• What is required:
Identify all lines in the data containing the string "heures". Copy them out.

• Figure dataset records:
+++++

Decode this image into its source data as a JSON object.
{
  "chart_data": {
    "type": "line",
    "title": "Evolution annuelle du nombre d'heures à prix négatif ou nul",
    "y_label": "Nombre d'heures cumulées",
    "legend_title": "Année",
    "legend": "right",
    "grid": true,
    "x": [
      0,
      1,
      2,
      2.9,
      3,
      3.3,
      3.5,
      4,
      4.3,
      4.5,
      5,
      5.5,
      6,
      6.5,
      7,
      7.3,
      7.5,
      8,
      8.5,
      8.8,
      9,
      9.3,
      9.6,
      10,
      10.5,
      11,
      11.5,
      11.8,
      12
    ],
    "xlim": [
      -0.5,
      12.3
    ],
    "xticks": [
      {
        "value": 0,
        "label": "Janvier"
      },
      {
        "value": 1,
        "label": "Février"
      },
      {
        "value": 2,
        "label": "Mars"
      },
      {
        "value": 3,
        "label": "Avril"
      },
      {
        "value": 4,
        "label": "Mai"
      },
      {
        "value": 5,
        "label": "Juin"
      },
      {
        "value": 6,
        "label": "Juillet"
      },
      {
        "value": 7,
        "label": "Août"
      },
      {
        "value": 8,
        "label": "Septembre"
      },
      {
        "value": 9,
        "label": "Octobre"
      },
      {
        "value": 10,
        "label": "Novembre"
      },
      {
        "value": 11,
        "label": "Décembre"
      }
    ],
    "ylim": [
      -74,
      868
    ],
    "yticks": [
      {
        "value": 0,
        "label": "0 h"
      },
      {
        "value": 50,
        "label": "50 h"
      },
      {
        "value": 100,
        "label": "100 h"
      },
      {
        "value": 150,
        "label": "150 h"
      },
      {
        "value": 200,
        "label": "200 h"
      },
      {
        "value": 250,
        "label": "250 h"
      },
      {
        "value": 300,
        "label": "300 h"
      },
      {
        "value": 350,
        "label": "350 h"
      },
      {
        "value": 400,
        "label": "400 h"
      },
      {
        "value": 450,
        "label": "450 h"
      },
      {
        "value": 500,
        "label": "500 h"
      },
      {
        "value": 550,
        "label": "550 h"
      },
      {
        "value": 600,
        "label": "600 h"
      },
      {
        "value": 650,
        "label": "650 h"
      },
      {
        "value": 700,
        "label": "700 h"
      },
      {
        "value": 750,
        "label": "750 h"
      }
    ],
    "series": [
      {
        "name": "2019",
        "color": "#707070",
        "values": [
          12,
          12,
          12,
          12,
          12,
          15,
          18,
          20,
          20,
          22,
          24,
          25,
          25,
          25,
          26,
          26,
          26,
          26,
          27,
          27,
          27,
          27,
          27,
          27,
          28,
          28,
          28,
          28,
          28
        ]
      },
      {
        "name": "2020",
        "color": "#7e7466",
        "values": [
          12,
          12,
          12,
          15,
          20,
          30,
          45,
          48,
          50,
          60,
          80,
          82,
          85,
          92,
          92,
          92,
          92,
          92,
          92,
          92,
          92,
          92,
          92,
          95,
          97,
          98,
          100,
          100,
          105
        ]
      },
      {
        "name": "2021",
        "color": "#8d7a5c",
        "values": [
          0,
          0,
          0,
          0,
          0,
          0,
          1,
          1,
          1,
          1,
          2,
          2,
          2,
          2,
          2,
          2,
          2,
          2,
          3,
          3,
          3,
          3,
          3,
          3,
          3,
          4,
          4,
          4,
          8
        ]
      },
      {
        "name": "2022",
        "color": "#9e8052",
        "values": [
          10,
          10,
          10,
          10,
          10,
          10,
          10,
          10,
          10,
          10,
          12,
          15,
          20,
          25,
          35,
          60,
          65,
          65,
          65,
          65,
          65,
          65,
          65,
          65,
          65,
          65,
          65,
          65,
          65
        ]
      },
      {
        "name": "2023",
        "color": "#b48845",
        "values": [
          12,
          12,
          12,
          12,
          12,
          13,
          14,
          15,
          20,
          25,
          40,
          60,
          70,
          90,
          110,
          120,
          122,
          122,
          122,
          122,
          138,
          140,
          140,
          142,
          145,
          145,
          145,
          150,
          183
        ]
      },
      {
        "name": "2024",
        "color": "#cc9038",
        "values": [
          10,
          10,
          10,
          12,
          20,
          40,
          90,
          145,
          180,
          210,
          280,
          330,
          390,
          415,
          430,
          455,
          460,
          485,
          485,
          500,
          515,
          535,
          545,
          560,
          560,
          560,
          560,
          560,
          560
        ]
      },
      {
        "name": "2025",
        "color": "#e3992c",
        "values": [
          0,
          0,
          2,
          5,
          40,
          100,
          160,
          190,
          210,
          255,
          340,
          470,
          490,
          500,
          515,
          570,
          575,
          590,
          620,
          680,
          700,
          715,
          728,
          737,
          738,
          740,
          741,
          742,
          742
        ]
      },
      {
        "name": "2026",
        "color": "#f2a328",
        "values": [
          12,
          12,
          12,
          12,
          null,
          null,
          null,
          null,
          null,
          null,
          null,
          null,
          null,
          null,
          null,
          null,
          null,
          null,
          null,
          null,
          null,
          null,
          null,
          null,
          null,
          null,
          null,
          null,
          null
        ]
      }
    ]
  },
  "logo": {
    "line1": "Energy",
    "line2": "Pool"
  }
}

+++++

• The output:
    "title": "Evolution annuelle du nombre d'heures à prix négatif ou nul",
    "y_label": "Nombre d'heures cumulées",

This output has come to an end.